◆ **STORED RECORDS**:
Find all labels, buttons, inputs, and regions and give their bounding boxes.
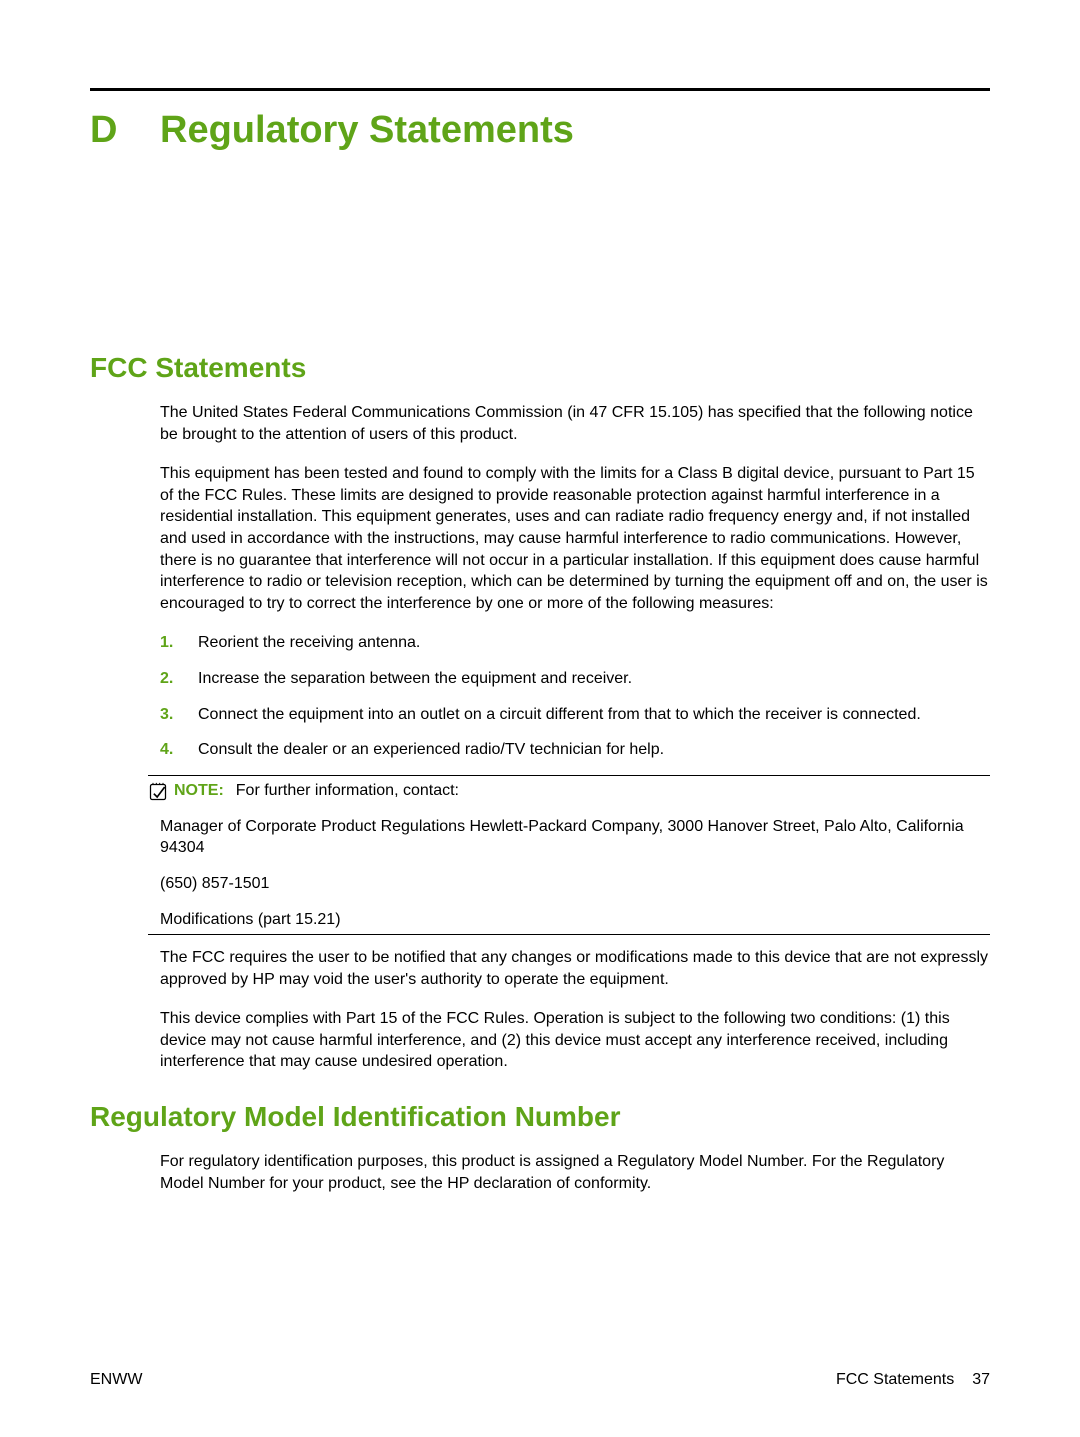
- paragraph: This equipment has been tested and found…: [160, 463, 990, 614]
- paragraph: For regulatory identification purposes, …: [160, 1151, 990, 1194]
- section-heading-regulatory: Regulatory Model Identification Number: [90, 1101, 990, 1133]
- note-paragraph: (650) 857-1501: [160, 873, 990, 895]
- note-paragraph: Manager of Corporate Product Regulations…: [160, 816, 990, 859]
- section-regulatory-model: Regulatory Model Identification Number F…: [90, 1101, 990, 1194]
- list-text: Consult the dealer or an experienced rad…: [198, 739, 664, 761]
- page-footer: ENWW FCC Statements 37: [90, 1371, 990, 1389]
- footer-section-label: FCC Statements: [836, 1371, 954, 1389]
- list-item: 3. Connect the equipment into an outlet …: [160, 704, 990, 726]
- note-paragraph: Modifications (part 15.21): [160, 909, 990, 931]
- note-block: NOTE: For further information, contact: …: [148, 775, 990, 935]
- section-heading-fcc: FCC Statements: [90, 352, 990, 384]
- appendix-title-text: Regulatory Statements: [160, 109, 574, 151]
- list-number: 4.: [160, 739, 198, 761]
- top-rule: [90, 88, 990, 91]
- list-item: 4. Consult the dealer or an experienced …: [160, 739, 990, 761]
- note-header: NOTE: For further information, contact:: [148, 776, 990, 802]
- document-page: DRegulatory Statements FCC Statements Th…: [0, 0, 1080, 1437]
- list-item: 2. Increase the separation between the e…: [160, 668, 990, 690]
- appendix-title: DRegulatory Statements: [90, 109, 990, 152]
- page-number: 37: [972, 1371, 990, 1389]
- list-text: Increase the separation between the equi…: [198, 668, 632, 690]
- paragraph: The FCC requires the user to be notified…: [160, 947, 990, 990]
- note-body: Manager of Corporate Product Regulations…: [160, 816, 990, 930]
- appendix-letter: D: [90, 109, 160, 152]
- paragraph: The United States Federal Communications…: [160, 402, 990, 445]
- footer-left: ENWW: [90, 1371, 142, 1389]
- footer-right: FCC Statements 37: [836, 1371, 990, 1389]
- list-number: 1.: [160, 632, 198, 654]
- list-text: Connect the equipment into an outlet on …: [198, 704, 921, 726]
- paragraph: This device complies with Part 15 of the…: [160, 1008, 990, 1073]
- note-bottom-rule: [148, 934, 990, 935]
- list-item: 1. Reorient the receiving antenna.: [160, 632, 990, 654]
- note-icon: [148, 782, 168, 802]
- list-number: 3.: [160, 704, 198, 726]
- note-label: NOTE:: [174, 782, 224, 800]
- list-number: 2.: [160, 668, 198, 690]
- list-text: Reorient the receiving antenna.: [198, 632, 420, 654]
- measures-list: 1. Reorient the receiving antenna. 2. In…: [160, 632, 990, 760]
- note-inline-text: For further information, contact:: [236, 782, 459, 800]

◆ **INSTRUCTION**: Rewrite the items above, changing every "list-number" to "list-index" and leaving all other text unchanged. Leave out the pictures.

◆ **SOLVED PROBLEM**:
Find all labels, buttons, inputs, and regions and give their bounding boxes.
- paragraph: This equipment has been tested and found…: [160, 463, 990, 614]
- paragraph: For regulatory identification purposes, …: [160, 1151, 990, 1194]
- section-heading-regulatory: Regulatory Model Identification Number: [90, 1101, 990, 1133]
- note-paragraph: (650) 857-1501: [160, 873, 990, 895]
- note-paragraph: Manager of Corporate Product Regulations…: [160, 816, 990, 859]
- section-regulatory-model: Regulatory Model Identification Number F…: [90, 1101, 990, 1194]
- list-text: Consult the dealer or an experienced rad…: [198, 739, 664, 761]
- page-footer: ENWW FCC Statements 37: [90, 1371, 990, 1389]
- footer-section-label: FCC Statements: [836, 1371, 954, 1389]
- list-item: 3. Connect the equipment into an outlet …: [160, 704, 990, 726]
- note-paragraph: Modifications (part 15.21): [160, 909, 990, 931]
- note-block: NOTE: For further information, contact: …: [148, 775, 990, 935]
- section-heading-fcc: FCC Statements: [90, 352, 990, 384]
- appendix-title-text: Regulatory Statements: [160, 109, 574, 151]
- list-index: 4.: [160, 739, 198, 761]
- top-rule: [90, 88, 990, 91]
- list-item: 4. Consult the dealer or an experienced …: [160, 739, 990, 761]
- note-header: NOTE: For further information, contact:: [148, 776, 990, 802]
- document-page: DRegulatory Statements FCC Statements Th…: [0, 0, 1080, 1437]
- list-item: 2. Increase the separation between the e…: [160, 668, 990, 690]
- appendix-title: DRegulatory Statements: [90, 109, 990, 152]
- page-number: 37: [972, 1371, 990, 1389]
- list-text: Increase the separation between the equi…: [198, 668, 632, 690]
- paragraph: The FCC requires the user to be notified…: [160, 947, 990, 990]
- note-body: Manager of Corporate Product Regulations…: [160, 816, 990, 930]
- appendix-letter: D: [90, 109, 160, 152]
- paragraph: The United States Federal Communications…: [160, 402, 990, 445]
- footer-left: ENWW: [90, 1371, 142, 1389]
- footer-right: FCC Statements 37: [836, 1371, 990, 1389]
- list-index: 1.: [160, 632, 198, 654]
- list-text: Connect the equipment into an outlet on …: [198, 704, 921, 726]
- paragraph: This device complies with Part 15 of the…: [160, 1008, 990, 1073]
- note-bottom-rule: [148, 934, 990, 935]
- list-item: 1. Reorient the receiving antenna.: [160, 632, 990, 654]
- note-icon: [148, 782, 168, 802]
- list-index: 3.: [160, 704, 198, 726]
- note-label: NOTE:: [174, 782, 224, 800]
- list-index: 2.: [160, 668, 198, 690]
- list-text: Reorient the receiving antenna.: [198, 632, 420, 654]
- measures-list: 1. Reorient the receiving antenna. 2. In…: [160, 632, 990, 760]
- note-inline-text: For further information, contact:: [236, 782, 459, 800]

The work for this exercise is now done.